◆ What you have to do: Every entry that follows needs to be repeated exactly.

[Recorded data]
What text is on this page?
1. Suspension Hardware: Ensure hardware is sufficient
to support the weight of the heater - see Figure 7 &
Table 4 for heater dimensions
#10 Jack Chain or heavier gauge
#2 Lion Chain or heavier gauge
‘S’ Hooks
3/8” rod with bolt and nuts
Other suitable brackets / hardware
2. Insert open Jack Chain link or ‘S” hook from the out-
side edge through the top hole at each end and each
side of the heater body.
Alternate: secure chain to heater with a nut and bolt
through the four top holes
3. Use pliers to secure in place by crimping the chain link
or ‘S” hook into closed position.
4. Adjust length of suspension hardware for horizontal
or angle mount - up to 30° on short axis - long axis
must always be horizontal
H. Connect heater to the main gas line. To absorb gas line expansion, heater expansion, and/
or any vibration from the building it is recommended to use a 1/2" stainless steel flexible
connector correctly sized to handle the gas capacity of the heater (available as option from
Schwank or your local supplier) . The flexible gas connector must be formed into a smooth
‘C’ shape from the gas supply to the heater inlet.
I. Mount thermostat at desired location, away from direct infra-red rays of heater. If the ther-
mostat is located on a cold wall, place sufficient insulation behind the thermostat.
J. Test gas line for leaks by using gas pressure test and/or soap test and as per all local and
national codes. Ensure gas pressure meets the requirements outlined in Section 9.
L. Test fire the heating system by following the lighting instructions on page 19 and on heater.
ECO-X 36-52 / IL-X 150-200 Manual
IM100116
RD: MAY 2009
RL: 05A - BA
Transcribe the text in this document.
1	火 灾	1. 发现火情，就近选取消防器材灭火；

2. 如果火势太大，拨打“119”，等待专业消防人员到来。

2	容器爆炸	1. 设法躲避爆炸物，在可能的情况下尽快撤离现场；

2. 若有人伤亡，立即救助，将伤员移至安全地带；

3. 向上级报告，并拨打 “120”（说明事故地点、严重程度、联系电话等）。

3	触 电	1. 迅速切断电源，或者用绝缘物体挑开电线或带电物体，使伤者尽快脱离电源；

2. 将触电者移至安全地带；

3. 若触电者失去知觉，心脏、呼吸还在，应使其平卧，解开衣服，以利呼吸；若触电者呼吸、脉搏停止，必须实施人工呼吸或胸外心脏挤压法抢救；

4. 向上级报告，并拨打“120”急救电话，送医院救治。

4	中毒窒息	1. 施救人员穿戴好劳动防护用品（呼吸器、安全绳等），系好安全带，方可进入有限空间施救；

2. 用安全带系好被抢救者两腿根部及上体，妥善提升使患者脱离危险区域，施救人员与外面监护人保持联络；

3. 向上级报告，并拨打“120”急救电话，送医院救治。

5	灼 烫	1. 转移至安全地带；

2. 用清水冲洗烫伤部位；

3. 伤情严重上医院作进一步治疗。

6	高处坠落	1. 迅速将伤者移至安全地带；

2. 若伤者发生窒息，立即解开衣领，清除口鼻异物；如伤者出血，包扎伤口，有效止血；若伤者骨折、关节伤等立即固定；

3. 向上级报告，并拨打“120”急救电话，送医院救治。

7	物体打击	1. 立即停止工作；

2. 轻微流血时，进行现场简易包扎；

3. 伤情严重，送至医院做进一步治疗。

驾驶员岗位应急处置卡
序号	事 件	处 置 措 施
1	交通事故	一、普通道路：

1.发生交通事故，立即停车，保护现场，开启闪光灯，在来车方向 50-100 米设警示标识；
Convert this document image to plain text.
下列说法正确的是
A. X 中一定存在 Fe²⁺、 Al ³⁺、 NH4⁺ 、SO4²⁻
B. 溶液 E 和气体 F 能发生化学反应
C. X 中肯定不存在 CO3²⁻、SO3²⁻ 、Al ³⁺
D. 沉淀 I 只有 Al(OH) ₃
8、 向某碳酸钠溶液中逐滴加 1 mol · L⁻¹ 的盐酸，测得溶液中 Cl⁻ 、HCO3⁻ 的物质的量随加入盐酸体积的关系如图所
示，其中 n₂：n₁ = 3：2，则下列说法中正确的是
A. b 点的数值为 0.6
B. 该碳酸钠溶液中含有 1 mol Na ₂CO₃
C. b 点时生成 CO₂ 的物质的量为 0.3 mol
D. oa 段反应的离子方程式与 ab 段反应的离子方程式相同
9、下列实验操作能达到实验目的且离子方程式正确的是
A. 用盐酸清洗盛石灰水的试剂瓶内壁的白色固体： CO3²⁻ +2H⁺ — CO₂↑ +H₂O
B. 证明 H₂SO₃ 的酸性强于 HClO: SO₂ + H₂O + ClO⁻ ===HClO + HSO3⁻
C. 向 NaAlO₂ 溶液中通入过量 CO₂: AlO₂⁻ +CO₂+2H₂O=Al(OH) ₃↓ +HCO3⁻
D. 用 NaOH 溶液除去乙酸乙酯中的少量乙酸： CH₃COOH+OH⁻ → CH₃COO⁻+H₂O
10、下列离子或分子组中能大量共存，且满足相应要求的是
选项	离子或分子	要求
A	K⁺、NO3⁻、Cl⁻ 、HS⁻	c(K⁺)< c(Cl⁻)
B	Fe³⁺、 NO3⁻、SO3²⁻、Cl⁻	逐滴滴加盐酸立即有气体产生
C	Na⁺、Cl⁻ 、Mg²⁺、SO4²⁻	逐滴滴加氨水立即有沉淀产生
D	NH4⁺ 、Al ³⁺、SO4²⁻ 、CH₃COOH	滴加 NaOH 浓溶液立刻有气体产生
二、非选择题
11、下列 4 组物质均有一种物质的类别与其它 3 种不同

◆ Result:
What text is on this page?
1. Suspension Hardware: Ensure hardware is sufficient
to support the weight of the heater - see Figure 7 &
Table 4 for heater dimensions
#10 Jack Chain or heavier gauge
#2 Lion Chain or heavier gauge
‘S’ Hooks
3/8” rod with bolt and nuts
Other suitable brackets / hardware
2. Insert open Jack Chain link or ‘S” hook from the out-
side edge through the top hole at each end and each
side of the heater body.
Alternate: secure chain to heater with a nut and bolt
through the four top holes
3. Use pliers to secure in place by crimping the chain link
or ‘S” hook into closed position.
4. Adjust length of suspension hardware for horizontal
or angle mount - up to 30° on short axis - long axis
must always be horizontal
H. Connect heater to the main gas line. To absorb gas line expansion, heater expansion, and/
or any vibration from the building it is recommended to use a 1/2" stainless steel flexible
connector correctly sized to handle the gas capacity of the heater (available as option from
Schwank or your local supplier) . The flexible gas connector must be formed into a smooth
‘C’ shape from the gas supply to the heater inlet.
I. Mount thermostat at desired location, away from direct infra-red rays of heater. If the ther-
mostat is located on a cold wall, place sufficient insulation behind the thermostat.
J. Test gas line for leaks by using gas pressure test and/or soap test and as per all local and
national codes. Ensure gas pressure meets the requirements outlined in Section 9.
L. Test fire the heating system by following the lighting instructions on page 19 and on heater.
ECO-X 36-52 / IL-X 150-200 Manual
IM100116
RD: MAY 2009
RL: 05A - BA
Transcribe the text in this document.
1	火 灾	1. 发现火情，就近选取消防器材灭火；

2. 如果火势太大，拨打“119”，等待专业消防人员到来。

2	容器爆炸	1. 设法躲避爆炸物，在可能的情况下尽快撤离现场；

2. 若有人伤亡，立即救助，将伤员移至安全地带；

3. 向上级报告，并拨打 “120”（说明事故地点、严重程度、联系电话等）。

3	触 电	1. 迅速切断电源，或者用绝缘物体挑开电线或带电物体，使伤者尽快脱离电源；

2. 将触电者移至安全地带；

3. 若触电者失去知觉，心脏、呼吸还在，应使其平卧，解开衣服，以利呼吸；若触电者呼吸、脉搏停止，必须实施人工呼吸或胸外心脏挤压法抢救；

4. 向上级报告，并拨打“120”急救电话，送医院救治。

4	中毒窒息	1. 施救人员穿戴好劳动防护用品（呼吸器、安全绳等），系好安全带，方可进入有限空间施救；

2. 用安全带系好被抢救者两腿根部及上体，妥善提升使患者脱离危险区域，施救人员与外面监护人保持联络；

3. 向上级报告，并拨打“120”急救电话，送医院救治。

5	灼 烫	1. 转移至安全地带；

2. 用清水冲洗烫伤部位；

3. 伤情严重上医院作进一步治疗。

6	高处坠落	1. 迅速将伤者移至安全地带；

2. 若伤者发生窒息，立即解开衣领，清除口鼻异物；如伤者出血，包扎伤口，有效止血；若伤者骨折、关节伤等立即固定；

3. 向上级报告，并拨打“120”急救电话，送医院救治。

7	物体打击	1. 立即停止工作；

2. 轻微流血时，进行现场简易包扎；

3. 伤情严重，送至医院做进一步治疗。

驾驶员岗位应急处置卡
序号	事 件	处 置 措 施
1	交通事故	一、普通道路：

1.发生交通事故，立即停车，保护现场，开启闪光灯，在来车方向 50-100 米设警示标识；
Convert this document image to plain text.
下列说法正确的是
A. X 中一定存在 Fe²⁺、 Al ³⁺、 NH4⁺ 、SO4²⁻
B. 溶液 E 和气体 F 能发生化学反应
C. X 中肯定不存在 CO3²⁻、SO3²⁻ 、Al ³⁺
D. 沉淀 I 只有 Al(OH) ₃
8、 向某碳酸钠溶液中逐滴加 1 mol · L⁻¹ 的盐酸，测得溶液中 Cl⁻ 、HCO3⁻ 的物质的量随加入盐酸体积的关系如图所
示，其中 n₂：n₁ = 3：2，则下列说法中正确的是
A. b 点的数值为 0.6
B. 该碳酸钠溶液中含有 1 mol Na ₂CO₃
C. b 点时生成 CO₂ 的物质的量为 0.3 mol
D. oa 段反应的离子方程式与 ab 段反应的离子方程式相同
9、下列实验操作能达到实验目的且离子方程式正确的是
A. 用盐酸清洗盛石灰水的试剂瓶内壁的白色固体： CO3²⁻ +2H⁺ — CO₂↑ +H₂O
B. 证明 H₂SO₃ 的酸性强于 HClO: SO₂ + H₂O + ClO⁻ ===HClO + HSO3⁻
C. 向 NaAlO₂ 溶液中通入过量 CO₂: AlO₂⁻ +CO₂+2H₂O=Al(OH) ₃↓ +HCO3⁻
D. 用 NaOH 溶液除去乙酸乙酯中的少量乙酸： CH₃COOH+OH⁻ → CH₃COO⁻+H₂O
10、下列离子或分子组中能大量共存，且满足相应要求的是
选项	离子或分子	要求
A	K⁺、NO3⁻、Cl⁻ 、HS⁻	c(K⁺)< c(Cl⁻)
B	Fe³⁺、 NO3⁻、SO3²⁻、Cl⁻	逐滴滴加盐酸立即有气体产生
C	Na⁺、Cl⁻ 、Mg²⁺、SO4²⁻	逐滴滴加氨水立即有沉淀产生
D	NH4⁺ 、Al ³⁺、SO4²⁻ 、CH₃COOH	滴加 NaOH 浓溶液立刻有气体产生
二、非选择题
11、下列 4 组物质均有一种物质的类别与其它 3 种不同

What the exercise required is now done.